# Work to do
Write the data out again exactly, dropping any images it holds.

# Information provided
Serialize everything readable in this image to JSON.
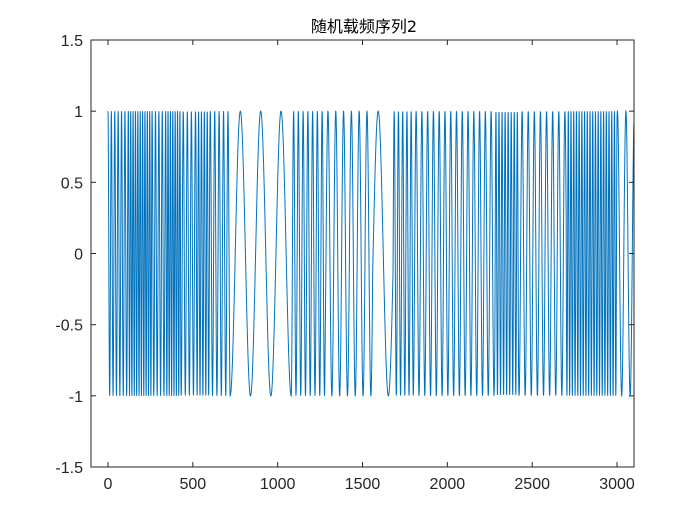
{
  "chart_data": {
    "type": "line",
    "title": "随机载频序列2",
    "xlabel": "",
    "ylabel": "",
    "xlim": [
      -100,
      3100
    ],
    "ylim": [
      -1.5,
      1.5
    ],
    "xticks": [
      0,
      500,
      1000,
      1500,
      2000,
      2500,
      3000
    ],
    "xtick_labels": [
      "0",
      "500",
      "1000",
      "1500",
      "2000",
      "2500",
      "3000"
    ],
    "yticks": [
      -1.5,
      -1,
      -0.5,
      0,
      0.5,
      1,
      1.5
    ],
    "ytick_labels": [
      "-1.5",
      "-1",
      "-0.5",
      "0",
      "0.5",
      "1",
      "1.5"
    ],
    "grid": false,
    "line_color": "#0072BD",
    "series": [
      {
        "amplitude": 1,
        "segments": [
          {
            "x_start": 0,
            "x_end": 120,
            "period": 20
          },
          {
            "x_start": 120,
            "x_end": 260,
            "period": 14
          },
          {
            "x_start": 260,
            "x_end": 340,
            "period": 20
          },
          {
            "x_start": 340,
            "x_end": 430,
            "period": 14
          },
          {
            "x_start": 430,
            "x_end": 520,
            "period": 24
          },
          {
            "x_start": 520,
            "x_end": 600,
            "period": 17
          },
          {
            "x_start": 600,
            "x_end": 720,
            "period": 26
          },
          {
            "x_start": 720,
            "x_end": 1080,
            "period": 120
          },
          {
            "x_start": 1080,
            "x_end": 1280,
            "period": 28
          },
          {
            "x_start": 1280,
            "x_end": 1560,
            "period": 46
          },
          {
            "x_start": 1560,
            "x_end": 1680,
            "period": 120
          },
          {
            "x_start": 1680,
            "x_end": 1800,
            "period": 25
          },
          {
            "x_start": 1800,
            "x_end": 2280,
            "period": 34
          },
          {
            "x_start": 2280,
            "x_end": 2420,
            "period": 18
          },
          {
            "x_start": 2420,
            "x_end": 2700,
            "period": 36
          },
          {
            "x_start": 2700,
            "x_end": 3000,
            "period": 16
          },
          {
            "x_start": 3000,
            "x_end": 3100,
            "period": 50
          }
        ]
      }
    ]
  }
}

# Reply to the exercise
Serialize everything readable in this image to JSON.
{
  "chart_data": {
    "type": "line",
    "title": "随机载频序列2",
    "xlabel": "",
    "ylabel": "",
    "xlim": [
      -100,
      3100
    ],
    "ylim": [
      -1.5,
      1.5
    ],
    "xticks": [
      0,
      500,
      1000,
      1500,
      2000,
      2500,
      3000
    ],
    "xtick_labels": [
      "0",
      "500",
      "1000",
      "1500",
      "2000",
      "2500",
      "3000"
    ],
    "yticks": [
      -1.5,
      -1,
      -0.5,
      0,
      0.5,
      1,
      1.5
    ],
    "ytick_labels": [
      "-1.5",
      "-1",
      "-0.5",
      "0",
      "0.5",
      "1",
      "1.5"
    ],
    "grid": false,
    "line_color": "#0072BD",
    "series": [
      {
        "amplitude": 1,
        "segments": [
          {
            "x_start": 0,
            "x_end": 120,
            "period": 20
          },
          {
            "x_start": 120,
            "x_end": 260,
            "period": 14
          },
          {
            "x_start": 260,
            "x_end": 340,
            "period": 20
          },
          {
            "x_start": 340,
            "x_end": 430,
            "period": 14
          },
          {
            "x_start": 430,
            "x_end": 520,
            "period": 24
          },
          {
            "x_start": 520,
            "x_end": 600,
            "period": 17
          },
          {
            "x_start": 600,
            "x_end": 720,
            "period": 26
          },
          {
            "x_start": 720,
            "x_end": 1080,
            "period": 120
          },
          {
            "x_start": 1080,
            "x_end": 1280,
            "period": 28
          },
          {
            "x_start": 1280,
            "x_end": 1560,
            "period": 46
          },
          {
            "x_start": 1560,
            "x_end": 1680,
            "period": 120
          },
          {
            "x_start": 1680,
            "x_end": 1800,
            "period": 25
          },
          {
            "x_start": 1800,
            "x_end": 2280,
            "period": 34
          },
          {
            "x_start": 2280,
            "x_end": 2420,
            "period": 18
          },
          {
            "x_start": 2420,
            "x_end": 2700,
            "period": 36
          },
          {
            "x_start": 2700,
            "x_end": 3000,
            "period": 16
          },
          {
            "x_start": 3000,
            "x_end": 3100,
            "period": 50
          }
        ]
      }
    ]
  }
}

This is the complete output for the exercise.